(Work required): Below are records to be output exactly, every one of them.

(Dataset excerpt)
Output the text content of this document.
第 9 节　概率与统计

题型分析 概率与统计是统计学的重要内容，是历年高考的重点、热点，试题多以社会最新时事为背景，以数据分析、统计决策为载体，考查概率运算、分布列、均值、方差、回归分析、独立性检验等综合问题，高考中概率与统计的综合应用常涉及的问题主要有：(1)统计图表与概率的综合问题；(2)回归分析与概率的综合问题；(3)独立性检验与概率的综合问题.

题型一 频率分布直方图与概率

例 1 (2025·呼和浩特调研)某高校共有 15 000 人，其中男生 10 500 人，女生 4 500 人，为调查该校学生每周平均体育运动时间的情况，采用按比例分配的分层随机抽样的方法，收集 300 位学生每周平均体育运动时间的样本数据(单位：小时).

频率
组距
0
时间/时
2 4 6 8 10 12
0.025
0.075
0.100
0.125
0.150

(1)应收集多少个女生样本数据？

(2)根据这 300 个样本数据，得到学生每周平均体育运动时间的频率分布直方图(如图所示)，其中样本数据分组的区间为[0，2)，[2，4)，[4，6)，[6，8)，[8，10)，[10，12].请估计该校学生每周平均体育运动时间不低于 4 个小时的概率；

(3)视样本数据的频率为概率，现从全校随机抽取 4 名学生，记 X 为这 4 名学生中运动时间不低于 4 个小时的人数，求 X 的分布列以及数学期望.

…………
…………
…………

(Solution):
Output the text content of this document.
第 9 节　概率与统计

题型分析 概率与统计是统计学的重要内容，是历年高考的重点、热点，试题多以社会最新时事为背景，以数据分析、统计决策为载体，考查概率运算、分布列、均值、方差、回归分析、独立性检验等综合问题，高考中概率与统计的综合应用常涉及的问题主要有：(1)统计图表与概率的综合问题；(2)回归分析与概率的综合问题；(3)独立性检验与概率的综合问题.

题型一 频率分布直方图与概率

例 1 (2025·呼和浩特调研)某高校共有 15 000 人，其中男生 10 500 人，女生 4 500 人，为调查该校学生每周平均体育运动时间的情况，采用按比例分配的分层随机抽样的方法，收集 300 位学生每周平均体育运动时间的样本数据(单位：小时).

频率
组距
0
时间/时
2 4 6 8 10 12
0.025
0.075
0.100
0.125
0.150

(1)应收集多少个女生样本数据？

(2)根据这 300 个样本数据，得到学生每周平均体育运动时间的频率分布直方图(如图所示)，其中样本数据分组的区间为[0，2)，[2，4)，[4，6)，[6，8)，[8，10)，[10，12].请估计该校学生每周平均体育运动时间不低于 4 个小时的概率；

(3)视样本数据的频率为概率，现从全校随机抽取 4 名学生，记 X 为这 4 名学生中运动时间不低于 4 个小时的人数，求 X 的分布列以及数学期望.

…………
…………
…………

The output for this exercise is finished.